### Problem:
Please retype the records below exactly, leaving out any pictures.

(Recorded data)

•••

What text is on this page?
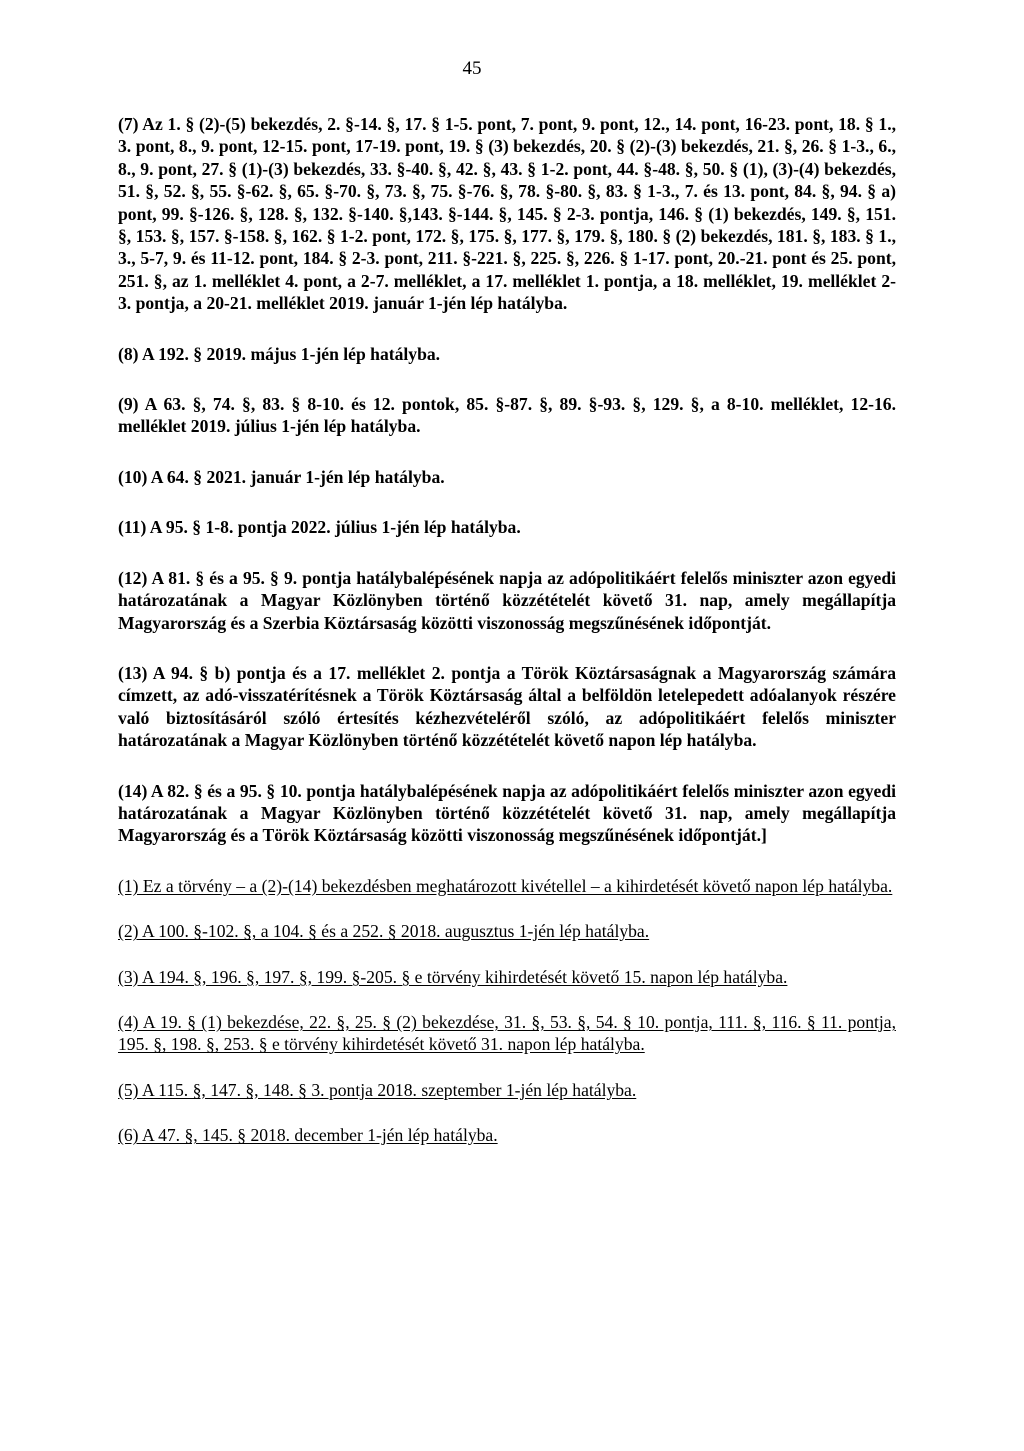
45

(7) Az 1. § (2)-(5) bekezdés, 2. §-14. §, 17. § 1-5. pont, 7. pont, 9. pont, 12., 14. pont, 16-23. pont, 18. § 1., 3. pont, 8., 9. pont, 12-15. pont, 17-19. pont, 19. § (3) bekezdés, 20. § (2)-(3) bekezdés, 21. §, 26. § 1-3., 6., 8., 9. pont, 27. § (1)-(3) bekezdés, 33. §-40. §, 42. §, 43. § 1-2. pont, 44. §-48. §, 50. § (1), (3)-(4) bekezdés, 51. §, 52. §, 55. §-62. §, 65. §-70. §, 73. §, 75. §-76. §, 78. §-80. §, 83. § 1-3., 7. és 13. pont, 84. §, 94. § a) pont, 99. §-126. §, 128. §, 132. §-140. §,143. §-144. §, 145. § 2-3. pontja, 146. § (1) bekezdés, 149. §, 151. §, 153. §, 157. §-158. §, 162. § 1-2. pont, 172. §, 175. §, 177. §, 179. §, 180. § (2) bekezdés, 181. §, 183. § 1., 3., 5-7, 9. és 11-12. pont, 184. § 2-3. pont, 211. §-221. §, 225. §, 226. § 1-17. pont, 20.-21. pont és 25. pont, 251. §, az 1. melléklet 4. pont, a 2-7. melléklet, a 17. melléklet 1. pontja, a 18. melléklet, 19. melléklet 2-3. pontja, a 20-21. melléklet 2019. január 1-jén lép hatályba.

(8) A 192. § 2019. május 1-jén lép hatályba.

(9) A 63. §, 74. §, 83. § 8-10. és 12. pontok, 85. §-87. §, 89. §-93. §, 129. §, a 8-10. melléklet, 12-16. melléklet 2019. július 1-jén lép hatályba.

(10) A 64. § 2021. január 1-jén lép hatályba.

(11) A 95. § 1-8. pontja 2022. július 1-jén lép hatályba.

(12) A 81. § és a 95. § 9. pontja hatálybalépésének napja az adópolitikáért felelős miniszter azon egyedi határozatának a Magyar Közlönyben történő közzétételét követő 31. nap, amely megállapítja Magyarország és a Szerbia Köztársaság közötti viszonosság megszűnésének időpontját.

(13) A 94. § b) pontja és a 17. melléklet 2. pontja a Török Köztársaságnak a Magyarország számára címzett, az adó-visszatérítésnek a Török Köztársaság által a belföldön letelepedett adóalanyok részére való biztosításáról szóló értesítés kézhezvételéről szóló, az adópolitikáért felelős miniszter határozatának a Magyar Közlönyben történő közzétételét követő napon lép hatályba.

(14) A 82. § és a 95. § 10. pontja hatálybalépésének napja az adópolitikáért felelős miniszter azon egyedi határozatának a Magyar Közlönyben történő közzétételét követő 31. nap, amely megállapítja Magyarország és a Török Köztársaság közötti viszonosság megszűnésének időpontját.]

(1) Ez a törvény – a (2)-(14) bekezdésben meghatározott kivétellel – a kihirdetését követő napon lép hatályba.

(2) A 100. §-102. §, a 104. § és a 252. § 2018. augusztus 1-jén lép hatályba.

(3) A 194. §, 196. §, 197. §, 199. §-205. § e törvény kihirdetését követő 15. napon lép hatályba.

(4) A 19. § (1) bekezdése, 22. §, 25. § (2) bekezdése, 31. §, 53. §, 54. § 10. pontja, 111. §, 116. § 11. pontja, 195. §, 198. §, 253. § e törvény kihirdetését követő 31. napon lép hatályba.

(5) A 115. §, 147. §, 148. § 3. pontja 2018. szeptember 1-jén lép hatályba.

(6) A 47. §, 145. § 2018. december 1-jén lép hatályba.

•••

### The reply:
What text is on this page?
45

(7) Az 1. § (2)-(5) bekezdés, 2. §-14. §, 17. § 1-5. pont, 7. pont, 9. pont, 12., 14. pont, 16-23. pont, 18. § 1., 3. pont, 8., 9. pont, 12-15. pont, 17-19. pont, 19. § (3) bekezdés, 20. § (2)-(3) bekezdés, 21. §, 26. § 1-3., 6., 8., 9. pont, 27. § (1)-(3) bekezdés, 33. §-40. §, 42. §, 43. § 1-2. pont, 44. §-48. §, 50. § (1), (3)-(4) bekezdés, 51. §, 52. §, 55. §-62. §, 65. §-70. §, 73. §, 75. §-76. §, 78. §-80. §, 83. § 1-3., 7. és 13. pont, 84. §, 94. § a) pont, 99. §-126. §, 128. §, 132. §-140. §,143. §-144. §, 145. § 2-3. pontja, 146. § (1) bekezdés, 149. §, 151. §, 153. §, 157. §-158. §, 162. § 1-2. pont, 172. §, 175. §, 177. §, 179. §, 180. § (2) bekezdés, 181. §, 183. § 1., 3., 5-7, 9. és 11-12. pont, 184. § 2-3. pont, 211. §-221. §, 225. §, 226. § 1-17. pont, 20.-21. pont és 25. pont, 251. §, az 1. melléklet 4. pont, a 2-7. melléklet, a 17. melléklet 1. pontja, a 18. melléklet, 19. melléklet 2-3. pontja, a 20-21. melléklet 2019. január 1-jén lép hatályba.

(8) A 192. § 2019. május 1-jén lép hatályba.

(9) A 63. §, 74. §, 83. § 8-10. és 12. pontok, 85. §-87. §, 89. §-93. §, 129. §, a 8-10. melléklet, 12-16. melléklet 2019. július 1-jén lép hatályba.

(10) A 64. § 2021. január 1-jén lép hatályba.

(11) A 95. § 1-8. pontja 2022. július 1-jén lép hatályba.

(12) A 81. § és a 95. § 9. pontja hatálybalépésének napja az adópolitikáért felelős miniszter azon egyedi határozatának a Magyar Közlönyben történő közzétételét követő 31. nap, amely megállapítja Magyarország és a Szerbia Köztársaság közötti viszonosság megszűnésének időpontját.

(13) A 94. § b) pontja és a 17. melléklet 2. pontja a Török Köztársaságnak a Magyarország számára címzett, az adó-visszatérítésnek a Török Köztársaság által a belföldön letelepedett adóalanyok részére való biztosításáról szóló értesítés kézhezvételéről szóló, az adópolitikáért felelős miniszter határozatának a Magyar Közlönyben történő közzétételét követő napon lép hatályba.

(14) A 82. § és a 95. § 10. pontja hatálybalépésének napja az adópolitikáért felelős miniszter azon egyedi határozatának a Magyar Közlönyben történő közzétételét követő 31. nap, amely megállapítja Magyarország és a Török Köztársaság közötti viszonosság megszűnésének időpontját.]

(1) Ez a törvény – a (2)-(14) bekezdésben meghatározott kivétellel – a kihirdetését követő napon lép hatályba.

(2) A 100. §-102. §, a 104. § és a 252. § 2018. augusztus 1-jén lép hatályba.

(3) A 194. §, 196. §, 197. §, 199. §-205. § e törvény kihirdetését követő 15. napon lép hatályba.

(4) A 19. § (1) bekezdése, 22. §, 25. § (2) bekezdése, 31. §, 53. §, 54. § 10. pontja, 111. §, 116. § 11. pontja, 195. §, 198. §, 253. § e törvény kihirdetését követő 31. napon lép hatályba.

(5) A 115. §, 147. §, 148. § 3. pontja 2018. szeptember 1-jén lép hatályba.

(6) A 47. §, 145. § 2018. december 1-jén lép hatályba.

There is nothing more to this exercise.